What you have to do
From the entries below, copy out every line with "structured" in it.

Supplied material
begin
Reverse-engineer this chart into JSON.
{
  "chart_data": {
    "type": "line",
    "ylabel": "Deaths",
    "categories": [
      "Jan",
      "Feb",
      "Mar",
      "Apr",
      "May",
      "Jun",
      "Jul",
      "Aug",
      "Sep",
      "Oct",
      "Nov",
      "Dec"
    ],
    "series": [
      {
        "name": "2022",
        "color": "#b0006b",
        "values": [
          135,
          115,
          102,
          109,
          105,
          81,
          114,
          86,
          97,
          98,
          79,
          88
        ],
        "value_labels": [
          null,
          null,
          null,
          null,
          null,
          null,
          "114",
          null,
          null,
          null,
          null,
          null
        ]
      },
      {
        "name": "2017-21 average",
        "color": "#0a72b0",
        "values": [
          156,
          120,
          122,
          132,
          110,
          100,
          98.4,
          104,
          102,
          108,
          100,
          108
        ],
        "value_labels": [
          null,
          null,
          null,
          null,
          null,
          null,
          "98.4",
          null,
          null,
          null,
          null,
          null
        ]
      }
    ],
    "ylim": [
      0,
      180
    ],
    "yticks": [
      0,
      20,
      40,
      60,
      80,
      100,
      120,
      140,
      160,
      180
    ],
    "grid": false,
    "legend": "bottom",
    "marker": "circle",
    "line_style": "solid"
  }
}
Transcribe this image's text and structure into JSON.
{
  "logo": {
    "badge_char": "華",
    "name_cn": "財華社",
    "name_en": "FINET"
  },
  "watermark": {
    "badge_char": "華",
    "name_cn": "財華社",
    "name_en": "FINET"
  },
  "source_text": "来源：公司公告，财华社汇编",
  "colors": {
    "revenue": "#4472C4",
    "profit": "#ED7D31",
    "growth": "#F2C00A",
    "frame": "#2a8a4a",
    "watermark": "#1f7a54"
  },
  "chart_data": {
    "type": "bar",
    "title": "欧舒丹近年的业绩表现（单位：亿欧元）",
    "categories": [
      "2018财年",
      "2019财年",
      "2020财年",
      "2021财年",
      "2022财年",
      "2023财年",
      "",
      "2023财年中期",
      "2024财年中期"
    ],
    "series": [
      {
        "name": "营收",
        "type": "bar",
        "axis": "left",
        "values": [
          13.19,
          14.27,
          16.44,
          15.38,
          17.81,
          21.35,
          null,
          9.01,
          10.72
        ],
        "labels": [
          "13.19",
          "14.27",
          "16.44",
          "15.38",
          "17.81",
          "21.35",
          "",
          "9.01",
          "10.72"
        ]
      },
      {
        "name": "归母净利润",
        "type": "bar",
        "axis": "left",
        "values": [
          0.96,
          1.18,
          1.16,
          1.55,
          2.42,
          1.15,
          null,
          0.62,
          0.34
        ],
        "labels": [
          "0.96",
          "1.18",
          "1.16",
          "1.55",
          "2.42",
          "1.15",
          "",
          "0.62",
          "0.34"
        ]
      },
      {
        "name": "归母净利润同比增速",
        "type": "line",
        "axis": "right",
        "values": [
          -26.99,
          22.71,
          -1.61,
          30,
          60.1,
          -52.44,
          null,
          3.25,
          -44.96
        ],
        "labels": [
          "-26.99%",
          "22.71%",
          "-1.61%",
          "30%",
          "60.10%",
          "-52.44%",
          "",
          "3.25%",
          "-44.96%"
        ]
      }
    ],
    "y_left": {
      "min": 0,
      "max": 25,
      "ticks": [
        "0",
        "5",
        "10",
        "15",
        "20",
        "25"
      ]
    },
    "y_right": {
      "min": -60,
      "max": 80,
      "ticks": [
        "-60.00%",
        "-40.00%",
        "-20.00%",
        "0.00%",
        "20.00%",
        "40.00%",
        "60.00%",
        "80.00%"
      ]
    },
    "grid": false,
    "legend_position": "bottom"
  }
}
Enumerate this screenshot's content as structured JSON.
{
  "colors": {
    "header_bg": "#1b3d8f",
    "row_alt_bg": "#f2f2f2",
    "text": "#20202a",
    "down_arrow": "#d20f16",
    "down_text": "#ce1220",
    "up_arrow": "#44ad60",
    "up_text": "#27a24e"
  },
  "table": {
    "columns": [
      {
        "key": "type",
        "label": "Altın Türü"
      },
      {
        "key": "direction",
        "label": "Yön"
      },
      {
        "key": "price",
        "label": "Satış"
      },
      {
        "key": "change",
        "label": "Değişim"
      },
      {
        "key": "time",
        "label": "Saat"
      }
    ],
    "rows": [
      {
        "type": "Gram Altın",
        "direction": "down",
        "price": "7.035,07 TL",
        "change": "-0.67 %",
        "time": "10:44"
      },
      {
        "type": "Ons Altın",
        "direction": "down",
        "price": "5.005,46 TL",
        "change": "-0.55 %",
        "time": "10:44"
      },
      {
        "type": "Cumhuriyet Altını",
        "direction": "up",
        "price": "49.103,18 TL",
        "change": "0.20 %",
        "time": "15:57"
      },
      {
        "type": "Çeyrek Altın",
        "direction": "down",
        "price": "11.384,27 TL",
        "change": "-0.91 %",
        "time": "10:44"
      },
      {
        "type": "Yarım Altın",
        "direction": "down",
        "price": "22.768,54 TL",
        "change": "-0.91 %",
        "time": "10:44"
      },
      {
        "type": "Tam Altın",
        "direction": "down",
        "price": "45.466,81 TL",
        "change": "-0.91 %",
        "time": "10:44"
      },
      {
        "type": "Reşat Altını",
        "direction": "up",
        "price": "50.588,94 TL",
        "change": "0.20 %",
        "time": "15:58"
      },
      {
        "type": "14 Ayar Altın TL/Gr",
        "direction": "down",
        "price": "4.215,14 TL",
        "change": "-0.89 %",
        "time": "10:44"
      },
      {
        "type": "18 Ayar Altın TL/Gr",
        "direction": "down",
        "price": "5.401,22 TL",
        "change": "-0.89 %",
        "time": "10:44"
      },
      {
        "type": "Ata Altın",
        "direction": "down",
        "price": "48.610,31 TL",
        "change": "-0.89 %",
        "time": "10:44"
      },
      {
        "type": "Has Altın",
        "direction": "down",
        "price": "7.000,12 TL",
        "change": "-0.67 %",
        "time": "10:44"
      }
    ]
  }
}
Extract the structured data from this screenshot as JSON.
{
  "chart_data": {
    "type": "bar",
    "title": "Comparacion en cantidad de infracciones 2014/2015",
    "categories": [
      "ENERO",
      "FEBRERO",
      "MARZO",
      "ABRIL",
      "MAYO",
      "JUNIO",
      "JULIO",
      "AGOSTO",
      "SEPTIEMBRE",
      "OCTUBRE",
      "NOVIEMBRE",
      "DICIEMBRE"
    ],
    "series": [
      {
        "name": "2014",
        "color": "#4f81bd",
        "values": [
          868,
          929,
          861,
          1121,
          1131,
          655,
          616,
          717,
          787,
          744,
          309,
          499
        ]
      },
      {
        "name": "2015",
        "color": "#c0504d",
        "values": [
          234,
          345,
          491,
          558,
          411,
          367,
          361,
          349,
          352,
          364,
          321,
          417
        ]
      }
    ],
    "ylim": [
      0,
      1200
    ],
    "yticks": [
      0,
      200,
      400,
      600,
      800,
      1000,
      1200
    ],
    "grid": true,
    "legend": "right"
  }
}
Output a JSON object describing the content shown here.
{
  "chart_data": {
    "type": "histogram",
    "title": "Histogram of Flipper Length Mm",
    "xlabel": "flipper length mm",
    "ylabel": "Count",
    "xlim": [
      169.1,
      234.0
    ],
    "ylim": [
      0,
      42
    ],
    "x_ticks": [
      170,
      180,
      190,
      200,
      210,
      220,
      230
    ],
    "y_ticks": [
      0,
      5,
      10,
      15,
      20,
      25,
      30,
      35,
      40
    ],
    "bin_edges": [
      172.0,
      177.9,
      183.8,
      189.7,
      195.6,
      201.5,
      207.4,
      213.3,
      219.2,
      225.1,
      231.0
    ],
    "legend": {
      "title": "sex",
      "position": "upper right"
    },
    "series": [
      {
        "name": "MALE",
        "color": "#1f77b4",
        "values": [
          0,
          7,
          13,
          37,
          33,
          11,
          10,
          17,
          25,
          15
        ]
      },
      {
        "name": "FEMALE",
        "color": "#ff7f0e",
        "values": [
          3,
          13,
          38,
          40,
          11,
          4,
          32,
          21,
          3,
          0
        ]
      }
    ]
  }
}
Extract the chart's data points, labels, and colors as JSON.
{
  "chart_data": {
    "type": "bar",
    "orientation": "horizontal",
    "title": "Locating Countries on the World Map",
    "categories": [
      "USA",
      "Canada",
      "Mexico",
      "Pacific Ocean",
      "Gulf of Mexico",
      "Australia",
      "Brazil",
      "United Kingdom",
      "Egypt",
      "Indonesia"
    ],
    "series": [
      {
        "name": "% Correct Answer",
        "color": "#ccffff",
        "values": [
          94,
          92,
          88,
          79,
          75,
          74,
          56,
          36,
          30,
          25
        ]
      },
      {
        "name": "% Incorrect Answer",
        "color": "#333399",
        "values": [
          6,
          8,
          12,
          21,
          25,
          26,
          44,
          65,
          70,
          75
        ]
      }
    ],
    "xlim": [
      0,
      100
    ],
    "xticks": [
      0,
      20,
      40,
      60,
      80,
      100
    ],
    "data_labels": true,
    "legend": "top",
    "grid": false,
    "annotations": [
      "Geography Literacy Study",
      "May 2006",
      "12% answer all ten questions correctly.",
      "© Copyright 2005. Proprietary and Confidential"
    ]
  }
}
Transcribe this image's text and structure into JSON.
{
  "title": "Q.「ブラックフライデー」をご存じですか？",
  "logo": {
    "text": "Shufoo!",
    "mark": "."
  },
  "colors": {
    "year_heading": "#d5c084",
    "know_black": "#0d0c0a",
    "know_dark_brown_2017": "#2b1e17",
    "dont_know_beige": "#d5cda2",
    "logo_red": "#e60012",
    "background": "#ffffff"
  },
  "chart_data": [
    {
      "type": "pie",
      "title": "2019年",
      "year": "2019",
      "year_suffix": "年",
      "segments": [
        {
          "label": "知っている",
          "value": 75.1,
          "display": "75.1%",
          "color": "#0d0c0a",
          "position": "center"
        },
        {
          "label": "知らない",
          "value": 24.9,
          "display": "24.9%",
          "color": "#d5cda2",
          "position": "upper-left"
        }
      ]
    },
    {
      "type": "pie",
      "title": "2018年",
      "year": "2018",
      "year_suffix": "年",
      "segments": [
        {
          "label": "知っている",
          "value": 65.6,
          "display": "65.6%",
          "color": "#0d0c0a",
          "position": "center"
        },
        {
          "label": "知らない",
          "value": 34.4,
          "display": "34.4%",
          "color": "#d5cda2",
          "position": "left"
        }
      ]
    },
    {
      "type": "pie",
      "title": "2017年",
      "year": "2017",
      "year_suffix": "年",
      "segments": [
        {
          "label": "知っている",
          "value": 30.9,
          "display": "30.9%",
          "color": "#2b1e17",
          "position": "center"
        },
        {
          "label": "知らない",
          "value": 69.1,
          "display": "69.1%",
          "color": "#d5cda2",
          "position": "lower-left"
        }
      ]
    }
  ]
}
end
Right answer
Enumerate this screenshot's content as structured JSON.
Extract the structured data from this screenshot as JSON.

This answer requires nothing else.